→ What is needed:
Transcribe all the records with complete accuracy.

→ Input for this task:
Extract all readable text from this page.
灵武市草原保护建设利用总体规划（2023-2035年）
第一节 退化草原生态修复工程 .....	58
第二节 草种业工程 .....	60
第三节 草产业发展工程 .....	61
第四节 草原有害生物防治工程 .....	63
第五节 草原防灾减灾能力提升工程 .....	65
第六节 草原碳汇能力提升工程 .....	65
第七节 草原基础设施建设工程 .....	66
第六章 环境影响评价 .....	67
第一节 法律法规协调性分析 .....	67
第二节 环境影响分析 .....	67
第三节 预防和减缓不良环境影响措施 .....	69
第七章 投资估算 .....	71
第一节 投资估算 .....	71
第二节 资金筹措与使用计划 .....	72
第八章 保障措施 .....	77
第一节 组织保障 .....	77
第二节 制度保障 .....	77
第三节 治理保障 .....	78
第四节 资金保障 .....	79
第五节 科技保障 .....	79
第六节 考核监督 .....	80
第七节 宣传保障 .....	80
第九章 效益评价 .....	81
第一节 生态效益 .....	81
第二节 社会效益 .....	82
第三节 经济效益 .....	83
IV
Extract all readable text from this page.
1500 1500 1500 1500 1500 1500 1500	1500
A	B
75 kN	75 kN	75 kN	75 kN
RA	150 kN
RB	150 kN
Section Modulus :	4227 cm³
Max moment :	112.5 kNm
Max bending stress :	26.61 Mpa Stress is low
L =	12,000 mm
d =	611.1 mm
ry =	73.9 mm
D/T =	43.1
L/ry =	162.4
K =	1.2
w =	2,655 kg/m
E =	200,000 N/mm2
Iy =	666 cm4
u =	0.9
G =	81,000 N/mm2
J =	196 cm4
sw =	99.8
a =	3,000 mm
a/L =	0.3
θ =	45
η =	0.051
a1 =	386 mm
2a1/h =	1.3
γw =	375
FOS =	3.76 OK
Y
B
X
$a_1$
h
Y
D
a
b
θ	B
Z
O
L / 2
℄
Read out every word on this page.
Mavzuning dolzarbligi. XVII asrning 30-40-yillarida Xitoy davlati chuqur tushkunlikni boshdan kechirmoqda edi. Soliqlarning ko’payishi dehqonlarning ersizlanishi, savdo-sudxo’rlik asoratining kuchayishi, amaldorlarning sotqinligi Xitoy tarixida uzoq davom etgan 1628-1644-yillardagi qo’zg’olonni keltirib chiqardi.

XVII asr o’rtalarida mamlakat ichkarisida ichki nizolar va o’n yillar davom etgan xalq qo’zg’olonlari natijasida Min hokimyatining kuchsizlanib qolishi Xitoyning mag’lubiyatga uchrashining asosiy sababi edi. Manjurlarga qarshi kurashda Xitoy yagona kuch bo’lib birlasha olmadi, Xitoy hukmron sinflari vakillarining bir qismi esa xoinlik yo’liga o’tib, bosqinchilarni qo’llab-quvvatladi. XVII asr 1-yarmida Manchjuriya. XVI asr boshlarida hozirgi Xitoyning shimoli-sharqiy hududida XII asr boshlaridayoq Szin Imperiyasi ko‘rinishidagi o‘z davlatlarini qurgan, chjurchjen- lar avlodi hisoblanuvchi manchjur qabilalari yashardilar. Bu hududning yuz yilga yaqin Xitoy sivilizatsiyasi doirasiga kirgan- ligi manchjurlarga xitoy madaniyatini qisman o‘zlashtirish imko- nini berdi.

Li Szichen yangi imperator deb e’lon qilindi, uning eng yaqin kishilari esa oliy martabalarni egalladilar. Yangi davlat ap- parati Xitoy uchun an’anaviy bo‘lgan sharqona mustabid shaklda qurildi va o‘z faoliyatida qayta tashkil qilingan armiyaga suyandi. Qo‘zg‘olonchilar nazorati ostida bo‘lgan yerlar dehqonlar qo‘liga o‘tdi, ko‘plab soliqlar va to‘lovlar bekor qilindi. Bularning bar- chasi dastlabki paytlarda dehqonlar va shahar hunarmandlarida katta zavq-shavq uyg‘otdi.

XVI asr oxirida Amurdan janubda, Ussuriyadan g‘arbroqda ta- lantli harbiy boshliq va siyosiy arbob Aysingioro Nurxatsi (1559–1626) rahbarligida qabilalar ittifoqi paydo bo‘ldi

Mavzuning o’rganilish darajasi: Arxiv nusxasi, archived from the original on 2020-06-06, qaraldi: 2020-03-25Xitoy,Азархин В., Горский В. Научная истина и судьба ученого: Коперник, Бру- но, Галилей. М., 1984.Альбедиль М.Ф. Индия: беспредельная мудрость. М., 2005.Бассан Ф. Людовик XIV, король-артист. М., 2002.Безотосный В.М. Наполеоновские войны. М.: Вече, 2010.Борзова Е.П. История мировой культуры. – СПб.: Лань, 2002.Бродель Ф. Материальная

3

→ Final result:
Extract all readable text from this page.
灵武市草原保护建设利用总体规划（2023-2035年）
第一节 退化草原生态修复工程 .....	58
第二节 草种业工程 .....	60
第三节 草产业发展工程 .....	61
第四节 草原有害生物防治工程 .....	63
第五节 草原防灾减灾能力提升工程 .....	65
第六节 草原碳汇能力提升工程 .....	65
第七节 草原基础设施建设工程 .....	66
第六章 环境影响评价 .....	67
第一节 法律法规协调性分析 .....	67
第二节 环境影响分析 .....	67
第三节 预防和减缓不良环境影响措施 .....	69
第七章 投资估算 .....	71
第一节 投资估算 .....	71
第二节 资金筹措与使用计划 .....	72
第八章 保障措施 .....	77
第一节 组织保障 .....	77
第二节 制度保障 .....	77
第三节 治理保障 .....	78
第四节 资金保障 .....	79
第五节 科技保障 .....	79
第六节 考核监督 .....	80
第七节 宣传保障 .....	80
第九章 效益评价 .....	81
第一节 生态效益 .....	81
第二节 社会效益 .....	82
第三节 经济效益 .....	83
IV
Extract all readable text from this page.
1500 1500 1500 1500 1500 1500 1500	1500
A	B
75 kN	75 kN	75 kN	75 kN
RA	150 kN
RB	150 kN
Section Modulus :	4227 cm³
Max moment :	112.5 kNm
Max bending stress :	26.61 Mpa Stress is low
L =	12,000 mm
d =	611.1 mm
ry =	73.9 mm
D/T =	43.1
L/ry =	162.4
K =	1.2
w =	2,655 kg/m
E =	200,000 N/mm2
Iy =	666 cm4
u =	0.9
G =	81,000 N/mm2
J =	196 cm4
sw =	99.8
a =	3,000 mm
a/L =	0.3
θ =	45
η =	0.051
a1 =	386 mm
2a1/h =	1.3
γw =	375
FOS =	3.76 OK
Y
B
X
$a_1$
h
Y
D
a
b
θ	B
Z
O
L / 2
℄
Read out every word on this page.
Mavzuning dolzarbligi. XVII asrning 30-40-yillarida Xitoy davlati chuqur tushkunlikni boshdan kechirmoqda edi. Soliqlarning ko’payishi dehqonlarning ersizlanishi, savdo-sudxo’rlik asoratining kuchayishi, amaldorlarning sotqinligi Xitoy tarixida uzoq davom etgan 1628-1644-yillardagi qo’zg’olonni keltirib chiqardi.

XVII asr o’rtalarida mamlakat ichkarisida ichki nizolar va o’n yillar davom etgan xalq qo’zg’olonlari natijasida Min hokimyatining kuchsizlanib qolishi Xitoyning mag’lubiyatga uchrashining asosiy sababi edi. Manjurlarga qarshi kurashda Xitoy yagona kuch bo’lib birlasha olmadi, Xitoy hukmron sinflari vakillarining bir qismi esa xoinlik yo’liga o’tib, bosqinchilarni qo’llab-quvvatladi. XVII asr 1-yarmida Manchjuriya. XVI asr boshlarida hozirgi Xitoyning shimoli-sharqiy hududida XII asr boshlaridayoq Szin Imperiyasi ko‘rinishidagi o‘z davlatlarini qurgan, chjurchjen- lar avlodi hisoblanuvchi manchjur qabilalari yashardilar. Bu hududning yuz yilga yaqin Xitoy sivilizatsiyasi doirasiga kirgan- ligi manchjurlarga xitoy madaniyatini qisman o‘zlashtirish imko- nini berdi.

Li Szichen yangi imperator deb e’lon qilindi, uning eng yaqin kishilari esa oliy martabalarni egalladilar. Yangi davlat ap- parati Xitoy uchun an’anaviy bo‘lgan sharqona mustabid shaklda qurildi va o‘z faoliyatida qayta tashkil qilingan armiyaga suyandi. Qo‘zg‘olonchilar nazorati ostida bo‘lgan yerlar dehqonlar qo‘liga o‘tdi, ko‘plab soliqlar va to‘lovlar bekor qilindi. Bularning bar- chasi dastlabki paytlarda dehqonlar va shahar hunarmandlarida katta zavq-shavq uyg‘otdi.

XVI asr oxirida Amurdan janubda, Ussuriyadan g‘arbroqda ta- lantli harbiy boshliq va siyosiy arbob Aysingioro Nurxatsi (1559–1626) rahbarligida qabilalar ittifoqi paydo bo‘ldi

Mavzuning o’rganilish darajasi: Arxiv nusxasi, archived from the original on 2020-06-06, qaraldi: 2020-03-25Xitoy,Азархин В., Горский В. Научная истина и судьба ученого: Коперник, Бру- но, Галилей. М., 1984.Альбедиль М.Ф. Индия: беспредельная мудрость. М., 2005.Бассан Ф. Людовик XIV, король-артист. М., 2002.Безотосный В.М. Наполеоновские войны. М.: Вече, 2010.Борзова Е.П. История мировой культуры. – СПб.: Лань, 2002.Бродель Ф. Материальная

3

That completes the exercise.